▸ Task objective:
Show every line of the records below that contains the word "вещества".

▸ Stored records:
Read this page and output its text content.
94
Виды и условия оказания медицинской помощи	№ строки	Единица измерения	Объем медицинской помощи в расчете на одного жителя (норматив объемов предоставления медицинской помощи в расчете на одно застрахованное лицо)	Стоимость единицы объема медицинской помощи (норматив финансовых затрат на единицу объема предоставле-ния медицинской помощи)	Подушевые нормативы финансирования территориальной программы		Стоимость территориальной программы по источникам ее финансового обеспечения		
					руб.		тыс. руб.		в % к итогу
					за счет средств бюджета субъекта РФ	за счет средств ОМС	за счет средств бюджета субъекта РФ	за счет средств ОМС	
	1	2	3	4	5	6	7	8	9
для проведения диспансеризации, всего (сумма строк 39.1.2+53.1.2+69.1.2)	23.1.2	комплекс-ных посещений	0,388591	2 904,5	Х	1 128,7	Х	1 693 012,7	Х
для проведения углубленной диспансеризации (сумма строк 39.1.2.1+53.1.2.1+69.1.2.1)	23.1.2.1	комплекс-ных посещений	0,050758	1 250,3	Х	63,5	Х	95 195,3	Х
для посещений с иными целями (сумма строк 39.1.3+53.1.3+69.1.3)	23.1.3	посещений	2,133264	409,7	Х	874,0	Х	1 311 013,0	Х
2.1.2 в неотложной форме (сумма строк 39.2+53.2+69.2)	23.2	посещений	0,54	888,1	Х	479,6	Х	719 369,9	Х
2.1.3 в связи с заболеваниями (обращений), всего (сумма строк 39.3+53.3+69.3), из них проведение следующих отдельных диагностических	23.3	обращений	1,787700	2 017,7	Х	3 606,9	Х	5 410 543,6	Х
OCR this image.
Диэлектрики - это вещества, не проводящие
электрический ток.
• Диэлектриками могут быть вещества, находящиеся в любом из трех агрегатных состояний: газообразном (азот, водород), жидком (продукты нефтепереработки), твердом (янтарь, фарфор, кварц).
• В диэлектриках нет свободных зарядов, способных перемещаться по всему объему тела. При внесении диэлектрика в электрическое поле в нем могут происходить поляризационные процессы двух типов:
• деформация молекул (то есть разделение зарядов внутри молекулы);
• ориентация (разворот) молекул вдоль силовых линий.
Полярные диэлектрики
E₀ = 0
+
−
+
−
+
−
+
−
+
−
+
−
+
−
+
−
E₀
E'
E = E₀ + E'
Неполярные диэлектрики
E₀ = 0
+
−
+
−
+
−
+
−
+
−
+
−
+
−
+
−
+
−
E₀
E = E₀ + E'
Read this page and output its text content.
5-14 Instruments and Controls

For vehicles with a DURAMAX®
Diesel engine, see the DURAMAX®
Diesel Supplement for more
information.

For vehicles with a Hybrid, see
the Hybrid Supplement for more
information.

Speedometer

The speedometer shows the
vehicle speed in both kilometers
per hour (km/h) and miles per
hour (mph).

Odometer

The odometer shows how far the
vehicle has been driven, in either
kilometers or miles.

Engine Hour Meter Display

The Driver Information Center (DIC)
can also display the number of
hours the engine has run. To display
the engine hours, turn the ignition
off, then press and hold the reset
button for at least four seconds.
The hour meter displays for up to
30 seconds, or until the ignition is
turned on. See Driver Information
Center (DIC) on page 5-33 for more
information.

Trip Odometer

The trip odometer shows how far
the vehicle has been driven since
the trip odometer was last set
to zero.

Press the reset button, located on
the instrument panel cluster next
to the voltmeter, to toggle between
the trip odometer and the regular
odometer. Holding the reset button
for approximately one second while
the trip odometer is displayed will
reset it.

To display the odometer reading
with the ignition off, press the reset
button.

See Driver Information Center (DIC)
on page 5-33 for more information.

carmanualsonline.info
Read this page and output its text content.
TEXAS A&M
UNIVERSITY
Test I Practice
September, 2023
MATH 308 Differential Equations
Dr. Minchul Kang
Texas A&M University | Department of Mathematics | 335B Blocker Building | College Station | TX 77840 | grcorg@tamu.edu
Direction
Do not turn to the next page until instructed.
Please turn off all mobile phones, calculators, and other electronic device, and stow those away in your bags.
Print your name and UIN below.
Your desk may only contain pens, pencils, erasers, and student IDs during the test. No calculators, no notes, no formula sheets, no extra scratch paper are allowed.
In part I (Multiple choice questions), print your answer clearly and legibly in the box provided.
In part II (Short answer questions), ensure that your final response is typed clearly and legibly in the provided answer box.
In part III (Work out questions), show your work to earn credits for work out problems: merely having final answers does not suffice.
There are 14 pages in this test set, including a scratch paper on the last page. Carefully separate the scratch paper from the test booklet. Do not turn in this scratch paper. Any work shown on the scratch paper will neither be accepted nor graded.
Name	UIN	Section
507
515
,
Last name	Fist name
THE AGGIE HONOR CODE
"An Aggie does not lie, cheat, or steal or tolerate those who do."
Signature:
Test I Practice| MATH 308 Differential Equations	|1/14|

▸ Written reply:
Диэлектрики - это вещества, не проводящие
• Диэлектриками могут быть вещества, находящиеся в любом из трех агрегатных состояний: газообразном (азот, водород), жидком (продукты нефтепереработки), твердом (янтарь, фарфор, кварц).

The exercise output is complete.